### EXERCISE DIRECTIONS
Take the data below and repeat it exactly.

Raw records
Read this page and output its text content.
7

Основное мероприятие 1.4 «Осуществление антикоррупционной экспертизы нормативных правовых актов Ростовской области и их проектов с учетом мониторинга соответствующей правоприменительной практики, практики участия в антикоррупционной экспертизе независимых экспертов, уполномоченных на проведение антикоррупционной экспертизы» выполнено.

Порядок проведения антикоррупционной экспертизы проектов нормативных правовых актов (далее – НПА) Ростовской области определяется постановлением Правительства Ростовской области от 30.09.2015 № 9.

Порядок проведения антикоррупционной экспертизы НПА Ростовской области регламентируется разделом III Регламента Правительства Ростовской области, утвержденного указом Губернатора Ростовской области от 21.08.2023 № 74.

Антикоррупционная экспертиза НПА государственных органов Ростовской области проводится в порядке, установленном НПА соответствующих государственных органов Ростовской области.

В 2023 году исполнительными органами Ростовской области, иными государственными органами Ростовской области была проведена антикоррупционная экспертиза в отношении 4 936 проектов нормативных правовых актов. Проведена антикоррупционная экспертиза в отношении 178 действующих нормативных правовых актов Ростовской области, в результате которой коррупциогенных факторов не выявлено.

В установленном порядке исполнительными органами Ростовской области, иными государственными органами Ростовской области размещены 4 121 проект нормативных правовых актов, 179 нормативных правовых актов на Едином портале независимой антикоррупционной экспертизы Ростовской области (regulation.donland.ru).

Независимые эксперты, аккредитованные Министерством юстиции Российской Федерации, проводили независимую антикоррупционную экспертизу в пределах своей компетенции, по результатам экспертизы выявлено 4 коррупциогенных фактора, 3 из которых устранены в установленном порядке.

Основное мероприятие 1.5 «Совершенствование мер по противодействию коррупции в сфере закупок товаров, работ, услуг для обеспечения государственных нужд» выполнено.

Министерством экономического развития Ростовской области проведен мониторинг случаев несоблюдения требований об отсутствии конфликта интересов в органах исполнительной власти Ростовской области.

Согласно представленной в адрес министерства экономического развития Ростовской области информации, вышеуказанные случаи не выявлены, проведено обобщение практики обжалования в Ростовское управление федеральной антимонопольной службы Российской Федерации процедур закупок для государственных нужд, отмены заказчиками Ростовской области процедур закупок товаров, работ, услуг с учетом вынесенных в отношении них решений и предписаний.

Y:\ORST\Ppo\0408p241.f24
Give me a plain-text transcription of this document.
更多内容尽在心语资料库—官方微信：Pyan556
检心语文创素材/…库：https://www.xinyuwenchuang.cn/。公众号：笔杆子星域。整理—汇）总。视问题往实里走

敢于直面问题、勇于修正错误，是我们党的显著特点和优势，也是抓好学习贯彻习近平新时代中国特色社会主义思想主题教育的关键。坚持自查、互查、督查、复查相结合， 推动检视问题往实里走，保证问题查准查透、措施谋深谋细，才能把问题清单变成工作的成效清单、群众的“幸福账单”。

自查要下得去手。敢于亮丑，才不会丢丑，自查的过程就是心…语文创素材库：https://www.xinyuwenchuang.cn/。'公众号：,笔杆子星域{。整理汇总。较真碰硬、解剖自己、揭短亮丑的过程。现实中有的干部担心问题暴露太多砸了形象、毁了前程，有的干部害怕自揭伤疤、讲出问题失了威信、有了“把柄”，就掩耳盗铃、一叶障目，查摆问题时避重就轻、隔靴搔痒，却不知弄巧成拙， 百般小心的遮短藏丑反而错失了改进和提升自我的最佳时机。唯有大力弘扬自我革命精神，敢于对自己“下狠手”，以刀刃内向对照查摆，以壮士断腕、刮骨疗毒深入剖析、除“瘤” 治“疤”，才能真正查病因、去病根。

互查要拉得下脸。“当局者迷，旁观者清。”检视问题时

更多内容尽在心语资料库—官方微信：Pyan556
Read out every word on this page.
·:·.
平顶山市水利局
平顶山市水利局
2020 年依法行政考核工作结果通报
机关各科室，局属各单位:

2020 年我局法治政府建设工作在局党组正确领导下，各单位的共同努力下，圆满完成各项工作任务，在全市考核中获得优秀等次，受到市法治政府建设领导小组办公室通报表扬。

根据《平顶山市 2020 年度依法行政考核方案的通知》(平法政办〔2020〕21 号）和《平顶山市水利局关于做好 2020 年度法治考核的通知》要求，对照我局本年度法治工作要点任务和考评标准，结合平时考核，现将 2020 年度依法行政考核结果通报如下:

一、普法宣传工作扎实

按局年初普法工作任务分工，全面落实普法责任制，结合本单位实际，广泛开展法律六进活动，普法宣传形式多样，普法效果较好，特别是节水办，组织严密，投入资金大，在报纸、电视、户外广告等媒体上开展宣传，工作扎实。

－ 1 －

### CORRECT OUTPUT
Read this page and output its text content.
7

Основное мероприятие 1.4 «Осуществление антикоррупционной экспертизы нормативных правовых актов Ростовской области и их проектов с учетом мониторинга соответствующей правоприменительной практики, практики участия в антикоррупционной экспертизе независимых экспертов, уполномоченных на проведение антикоррупционной экспертизы» выполнено.

Порядок проведения антикоррупционной экспертизы проектов нормативных правовых актов (далее – НПА) Ростовской области определяется постановлением Правительства Ростовской области от 30.09.2015 № 9.

Порядок проведения антикоррупционной экспертизы НПА Ростовской области регламентируется разделом III Регламента Правительства Ростовской области, утвержденного указом Губернатора Ростовской области от 21.08.2023 № 74.

Антикоррупционная экспертиза НПА государственных органов Ростовской области проводится в порядке, установленном НПА соответствующих государственных органов Ростовской области.

В 2023 году исполнительными органами Ростовской области, иными государственными органами Ростовской области была проведена антикоррупционная экспертиза в отношении 4 936 проектов нормативных правовых актов. Проведена антикоррупционная экспертиза в отношении 178 действующих нормативных правовых актов Ростовской области, в результате которой коррупциогенных факторов не выявлено.

В установленном порядке исполнительными органами Ростовской области, иными государственными органами Ростовской области размещены 4 121 проект нормативных правовых актов, 179 нормативных правовых актов на Едином портале независимой антикоррупционной экспертизы Ростовской области (regulation.donland.ru).

Независимые эксперты, аккредитованные Министерством юстиции Российской Федерации, проводили независимую антикоррупционную экспертизу в пределах своей компетенции, по результатам экспертизы выявлено 4 коррупциогенных фактора, 3 из которых устранены в установленном порядке.

Основное мероприятие 1.5 «Совершенствование мер по противодействию коррупции в сфере закупок товаров, работ, услуг для обеспечения государственных нужд» выполнено.

Министерством экономического развития Ростовской области проведен мониторинг случаев несоблюдения требований об отсутствии конфликта интересов в органах исполнительной власти Ростовской области.

Согласно представленной в адрес министерства экономического развития Ростовской области информации, вышеуказанные случаи не выявлены, проведено обобщение практики обжалования в Ростовское управление федеральной антимонопольной службы Российской Федерации процедур закупок для государственных нужд, отмены заказчиками Ростовской области процедур закупок товаров, работ, услуг с учетом вынесенных в отношении них решений и предписаний.

Y:\ORST\Ppo\0408p241.f24
Give me a plain-text transcription of this document.
更多内容尽在心语资料库—官方微信：Pyan556
检心语文创素材/…库：https://www.xinyuwenchuang.cn/。公众号：笔杆子星域。整理—汇）总。视问题往实里走

敢于直面问题、勇于修正错误，是我们党的显著特点和优势，也是抓好学习贯彻习近平新时代中国特色社会主义思想主题教育的关键。坚持自查、互查、督查、复查相结合， 推动检视问题往实里走，保证问题查准查透、措施谋深谋细，才能把问题清单变成工作的成效清单、群众的“幸福账单”。

自查要下得去手。敢于亮丑，才不会丢丑，自查的过程就是心…语文创素材库：https://www.xinyuwenchuang.cn/。'公众号：,笔杆子星域{。整理汇总。较真碰硬、解剖自己、揭短亮丑的过程。现实中有的干部担心问题暴露太多砸了形象、毁了前程，有的干部害怕自揭伤疤、讲出问题失了威信、有了“把柄”，就掩耳盗铃、一叶障目，查摆问题时避重就轻、隔靴搔痒，却不知弄巧成拙， 百般小心的遮短藏丑反而错失了改进和提升自我的最佳时机。唯有大力弘扬自我革命精神，敢于对自己“下狠手”，以刀刃内向对照查摆，以壮士断腕、刮骨疗毒深入剖析、除“瘤” 治“疤”，才能真正查病因、去病根。

互查要拉得下脸。“当局者迷，旁观者清。”检视问题时

更多内容尽在心语资料库—官方微信：Pyan556
Read out every word on this page.
·:·.
平顶山市水利局
平顶山市水利局
2020 年依法行政考核工作结果通报
机关各科室，局属各单位:

2020 年我局法治政府建设工作在局党组正确领导下，各单位的共同努力下，圆满完成各项工作任务，在全市考核中获得优秀等次，受到市法治政府建设领导小组办公室通报表扬。

根据《平顶山市 2020 年度依法行政考核方案的通知》(平法政办〔2020〕21 号）和《平顶山市水利局关于做好 2020 年度法治考核的通知》要求，对照我局本年度法治工作要点任务和考评标准，结合平时考核，现将 2020 年度依法行政考核结果通报如下:

一、普法宣传工作扎实

按局年初普法工作任务分工，全面落实普法责任制，结合本单位实际，广泛开展法律六进活动，普法宣传形式多样，普法效果较好，特别是节水办，组织严密，投入资金大，在报纸、电视、户外广告等媒体上开展宣传，工作扎实。

－ 1 －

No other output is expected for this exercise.